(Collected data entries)
☆ ☆ ☆ ☆ ☆

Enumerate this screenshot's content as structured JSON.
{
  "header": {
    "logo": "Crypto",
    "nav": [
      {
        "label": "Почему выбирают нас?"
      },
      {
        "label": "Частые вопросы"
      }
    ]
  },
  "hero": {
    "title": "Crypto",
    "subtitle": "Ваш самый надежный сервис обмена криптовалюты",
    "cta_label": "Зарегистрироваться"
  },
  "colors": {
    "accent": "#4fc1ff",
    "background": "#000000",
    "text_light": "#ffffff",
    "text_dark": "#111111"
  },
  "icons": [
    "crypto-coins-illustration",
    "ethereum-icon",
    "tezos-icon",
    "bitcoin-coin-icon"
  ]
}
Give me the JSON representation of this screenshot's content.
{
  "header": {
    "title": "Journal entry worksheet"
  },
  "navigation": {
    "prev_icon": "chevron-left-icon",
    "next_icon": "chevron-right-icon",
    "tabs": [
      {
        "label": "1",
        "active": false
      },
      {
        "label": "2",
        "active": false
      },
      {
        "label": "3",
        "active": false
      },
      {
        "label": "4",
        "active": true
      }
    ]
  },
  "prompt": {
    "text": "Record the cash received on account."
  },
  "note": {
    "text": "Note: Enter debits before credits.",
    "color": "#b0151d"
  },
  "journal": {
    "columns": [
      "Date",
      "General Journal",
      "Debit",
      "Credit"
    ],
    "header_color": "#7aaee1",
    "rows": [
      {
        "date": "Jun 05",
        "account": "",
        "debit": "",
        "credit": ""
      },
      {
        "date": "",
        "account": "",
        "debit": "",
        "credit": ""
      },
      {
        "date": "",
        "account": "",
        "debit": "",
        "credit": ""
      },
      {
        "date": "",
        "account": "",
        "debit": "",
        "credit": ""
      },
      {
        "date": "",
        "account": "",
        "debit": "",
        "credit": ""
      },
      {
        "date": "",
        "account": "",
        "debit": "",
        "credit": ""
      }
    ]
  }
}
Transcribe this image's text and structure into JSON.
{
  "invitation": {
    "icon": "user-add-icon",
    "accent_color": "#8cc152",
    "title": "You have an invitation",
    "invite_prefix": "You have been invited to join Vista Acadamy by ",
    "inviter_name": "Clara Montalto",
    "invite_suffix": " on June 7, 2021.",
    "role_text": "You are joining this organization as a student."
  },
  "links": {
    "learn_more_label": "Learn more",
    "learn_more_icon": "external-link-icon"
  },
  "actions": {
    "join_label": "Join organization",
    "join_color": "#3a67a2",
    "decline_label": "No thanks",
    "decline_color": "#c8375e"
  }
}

☆ ☆ ☆ ☆ ☆

*Prompt*. In the entries above, find lines with "chevron" and copy each.

*Solution for this task*.
    "prev_icon": "chevron-left-icon",
    "next_icon": "chevron-right-icon",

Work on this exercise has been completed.